Select, from the material below, each line with "至今仍在的石人石马发问" in it.

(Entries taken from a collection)
========================

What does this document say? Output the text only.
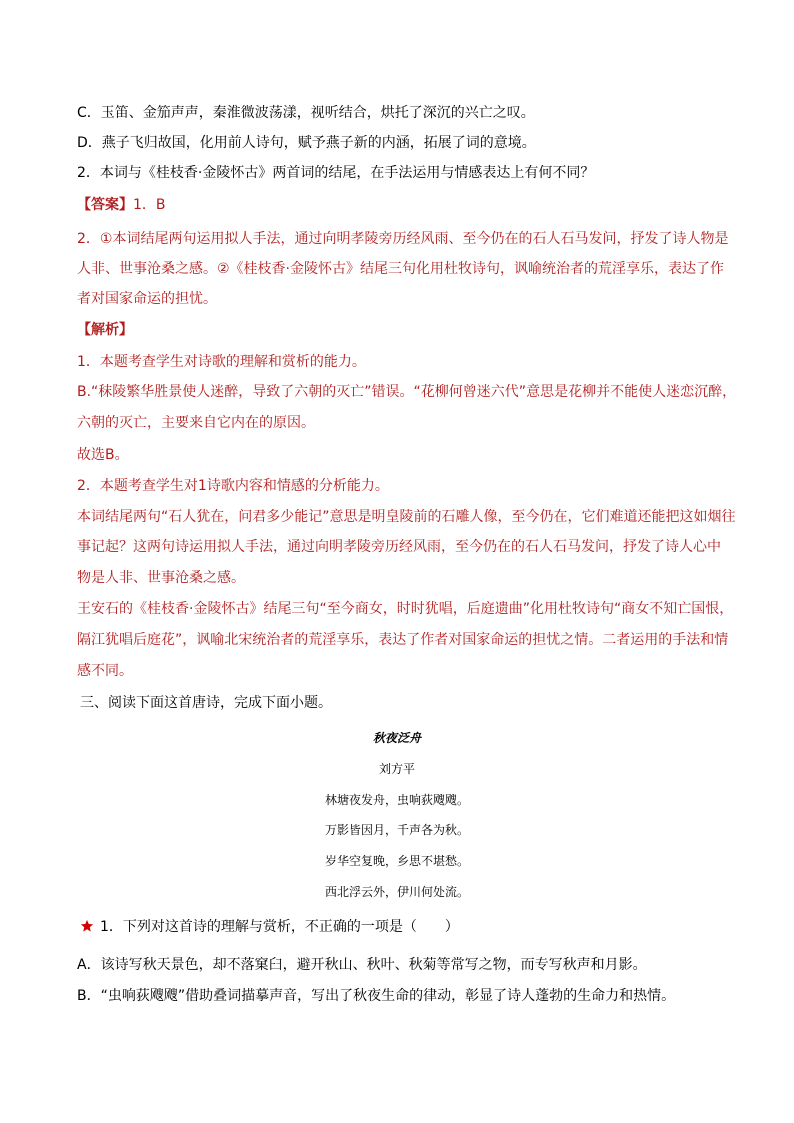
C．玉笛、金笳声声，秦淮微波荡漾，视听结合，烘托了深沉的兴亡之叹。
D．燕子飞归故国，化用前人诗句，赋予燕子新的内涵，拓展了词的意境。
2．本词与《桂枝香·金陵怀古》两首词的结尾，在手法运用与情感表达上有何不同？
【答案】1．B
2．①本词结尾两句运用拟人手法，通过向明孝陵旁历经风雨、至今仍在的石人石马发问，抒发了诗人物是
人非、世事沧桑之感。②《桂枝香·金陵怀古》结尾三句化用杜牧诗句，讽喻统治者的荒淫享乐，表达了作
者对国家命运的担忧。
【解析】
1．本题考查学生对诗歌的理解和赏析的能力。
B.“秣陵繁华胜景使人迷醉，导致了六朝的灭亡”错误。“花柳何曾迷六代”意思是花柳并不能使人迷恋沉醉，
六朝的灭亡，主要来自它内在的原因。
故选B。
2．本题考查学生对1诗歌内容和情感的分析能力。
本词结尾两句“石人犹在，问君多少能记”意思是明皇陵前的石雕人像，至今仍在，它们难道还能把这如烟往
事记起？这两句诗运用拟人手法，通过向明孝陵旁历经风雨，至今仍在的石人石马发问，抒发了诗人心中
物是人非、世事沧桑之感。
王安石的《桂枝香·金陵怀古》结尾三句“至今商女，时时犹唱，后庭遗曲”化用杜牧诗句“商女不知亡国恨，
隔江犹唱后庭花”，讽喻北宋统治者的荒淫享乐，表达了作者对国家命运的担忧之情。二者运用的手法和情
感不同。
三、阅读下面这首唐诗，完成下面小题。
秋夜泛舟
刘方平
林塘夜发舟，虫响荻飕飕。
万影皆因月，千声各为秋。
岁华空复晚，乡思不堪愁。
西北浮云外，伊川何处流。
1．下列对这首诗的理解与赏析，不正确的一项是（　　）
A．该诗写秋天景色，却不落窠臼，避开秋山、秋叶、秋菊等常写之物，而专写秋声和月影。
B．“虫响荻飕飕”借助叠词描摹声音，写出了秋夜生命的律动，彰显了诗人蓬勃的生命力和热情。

========================

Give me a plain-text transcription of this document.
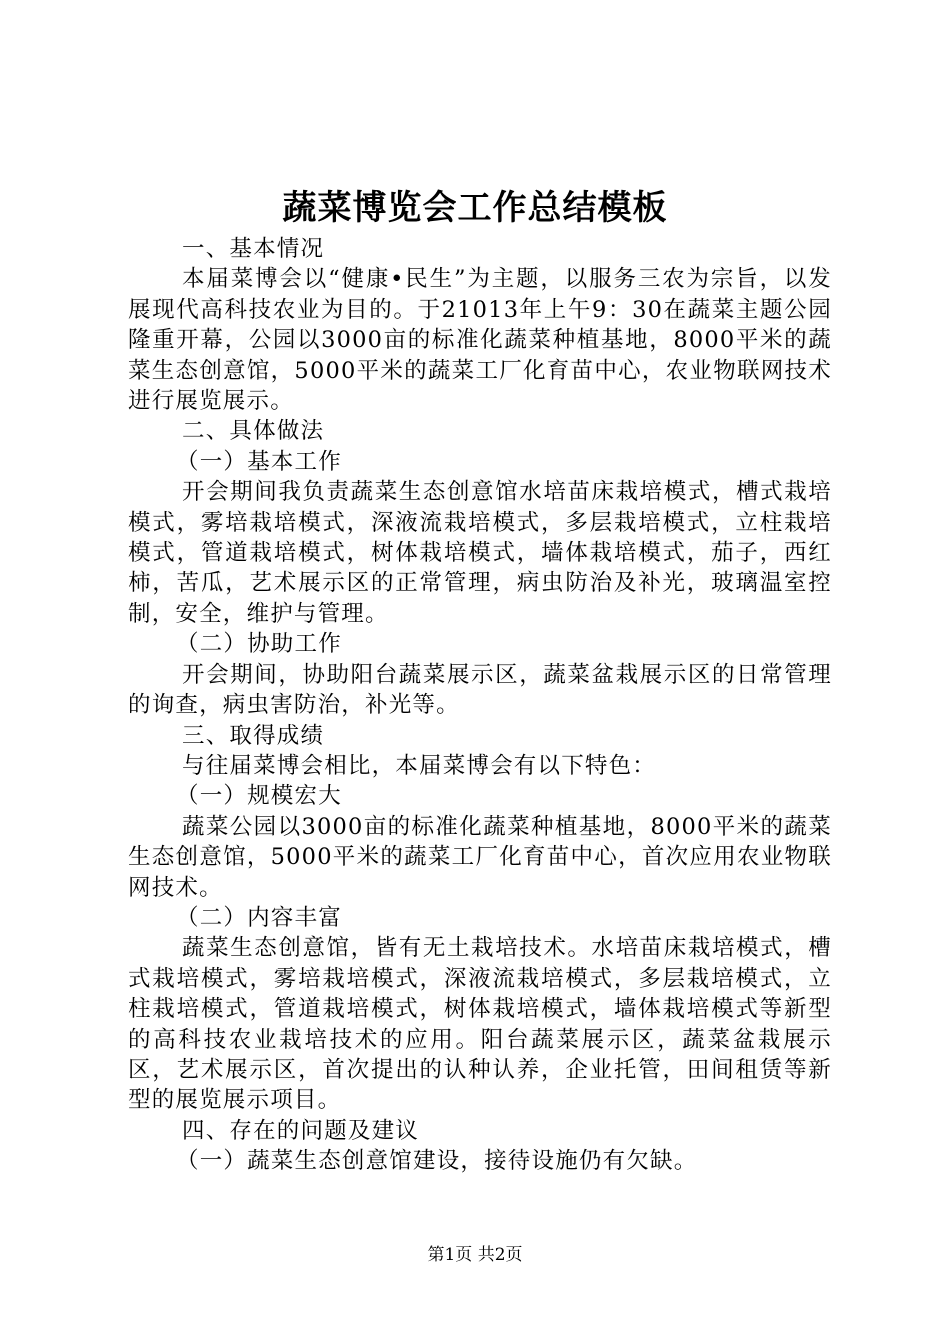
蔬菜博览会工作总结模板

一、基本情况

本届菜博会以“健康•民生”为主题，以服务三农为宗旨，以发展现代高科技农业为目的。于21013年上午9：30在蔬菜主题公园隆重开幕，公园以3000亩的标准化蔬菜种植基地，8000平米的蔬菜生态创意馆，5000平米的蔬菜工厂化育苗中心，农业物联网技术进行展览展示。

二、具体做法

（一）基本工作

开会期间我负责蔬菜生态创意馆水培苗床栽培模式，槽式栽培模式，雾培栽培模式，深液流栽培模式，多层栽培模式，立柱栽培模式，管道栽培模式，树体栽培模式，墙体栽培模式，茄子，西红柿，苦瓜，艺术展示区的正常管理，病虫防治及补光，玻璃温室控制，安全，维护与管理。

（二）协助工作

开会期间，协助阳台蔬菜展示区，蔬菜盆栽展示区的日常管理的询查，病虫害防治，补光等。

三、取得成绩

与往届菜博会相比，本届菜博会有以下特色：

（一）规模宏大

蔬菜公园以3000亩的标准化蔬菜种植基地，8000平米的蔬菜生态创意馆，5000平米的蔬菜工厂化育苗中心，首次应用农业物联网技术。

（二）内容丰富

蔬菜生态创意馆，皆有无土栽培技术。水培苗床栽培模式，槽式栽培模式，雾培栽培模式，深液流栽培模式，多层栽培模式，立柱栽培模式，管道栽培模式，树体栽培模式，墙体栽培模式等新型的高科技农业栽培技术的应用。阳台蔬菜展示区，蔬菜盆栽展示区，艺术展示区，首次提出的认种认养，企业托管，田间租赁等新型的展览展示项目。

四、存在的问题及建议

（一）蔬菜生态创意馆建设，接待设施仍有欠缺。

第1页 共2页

========================

■ Result:
2．①本词结尾两句运用拟人手法，通过向明孝陵旁历经风雨、至今仍在的石人石马发问，抒发了诗人物是
事记起？这两句诗运用拟人手法，通过向明孝陵旁历经风雨，至今仍在的石人石马发问，抒发了诗人心中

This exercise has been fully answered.